-- begin Text --
Mutex lock is to stop lag event thread from processing any other event until
after the asynchronous reset is processed.  RCU lock is to stop upper kernel
bonding driver from changing elements while reset is building a list.

> > +		nl = kzalloc(sizeof(*nl), GFP_ATOMIC);
> 
> do these have to be new allocations or could you just use list_move?
> 

Building a list from scratch - nothing to move until it is created.

> > +		if (!nl)
> > +			break;
> > +
> > +		nl->netdev = tmp_nd;
> > +		list_add(&nl->node, &ndlist.node);
> 
> list_add_rcu ?
> 

I thought list_add_rcu was for internal list manipulation when prev and next
Are both known and defined?

> > +	}
> > +	rcu_read_unlock();
> 
> you have the very same chunk of code in ice_lag_move_new_vf_nodes().
> pull
> this out to common function?
> 
> ...and in ice_lag_rebuild().
> 

Nice catch - for v2, pulled out code into two helper function:
ice_lag_build_netdev_list()
Iie_lag_destroy_netdev_list()


> > +	lag->netdev_head = &ndlist.node;
> > +	ice_lag_move_vf_nodes(lag, src_prt, dst_prt);
> > +
> > +	list_for_each_safe(tmp, n, &ndlist.node) {
> 
> use list_for_each_entry_safe()
> 

Changed in v2.

> > +		nl = list_entry(tmp, struct ice_lag_netdev_list, node);
> > +		list_del(&nl->node);
> > +		kfree(nl);
> > +	}
> > +	lag->netdev_head = NULL;

Thanks for the review!
DaveE

^ permalink raw reply	[flat|nested] 7+ messages in thread

* Re: [PATCH net] ice: Fix VF Reset paths when interface in a failed over aggregate
  2023-11-16 21:36   ` Ertman, David M
@ 2023-11-17 17:44     ` Maciej Fijalkowski
  2023-11-17 18:17       ` Ertman, David M
  0 siblings, 1 reply; 7+ messages in thread
From: Maciej Fijalkowski @ 2023-11-17 17:44 UTC (permalink / raw)
-- end Text --
-- begin Raw data --
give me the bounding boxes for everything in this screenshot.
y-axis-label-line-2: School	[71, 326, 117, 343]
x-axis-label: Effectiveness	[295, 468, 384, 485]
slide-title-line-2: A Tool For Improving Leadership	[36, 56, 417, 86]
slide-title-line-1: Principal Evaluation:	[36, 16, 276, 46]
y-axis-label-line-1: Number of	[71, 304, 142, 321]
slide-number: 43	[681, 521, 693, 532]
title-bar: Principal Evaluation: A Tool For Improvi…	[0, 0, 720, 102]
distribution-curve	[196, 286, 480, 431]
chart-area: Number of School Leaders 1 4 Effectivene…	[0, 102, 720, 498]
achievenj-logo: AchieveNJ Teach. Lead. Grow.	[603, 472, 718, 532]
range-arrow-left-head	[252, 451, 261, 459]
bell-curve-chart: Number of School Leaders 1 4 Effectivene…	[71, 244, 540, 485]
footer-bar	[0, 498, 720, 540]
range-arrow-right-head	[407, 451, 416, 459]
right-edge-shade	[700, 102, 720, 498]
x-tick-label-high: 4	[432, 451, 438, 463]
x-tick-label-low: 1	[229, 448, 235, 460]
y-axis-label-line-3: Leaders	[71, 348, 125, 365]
-- end Raw data --
## Exercise directions
Please answer these questions about the patch review thread above:
(a) According to the reply, what is the RCU lock meant to stop?
(b) Which macro did the reviewer suggest using in place of list_for_each_safe()?
(c) What reason is given for not using list_move?

## Result for this exercise
(a) It stops the upper kernel bonding driver from changing elements while the reset is building a list.
(b) list_for_each_entry_safe()
(c) The list is being built from scratch, so there is nothing to move until it is created.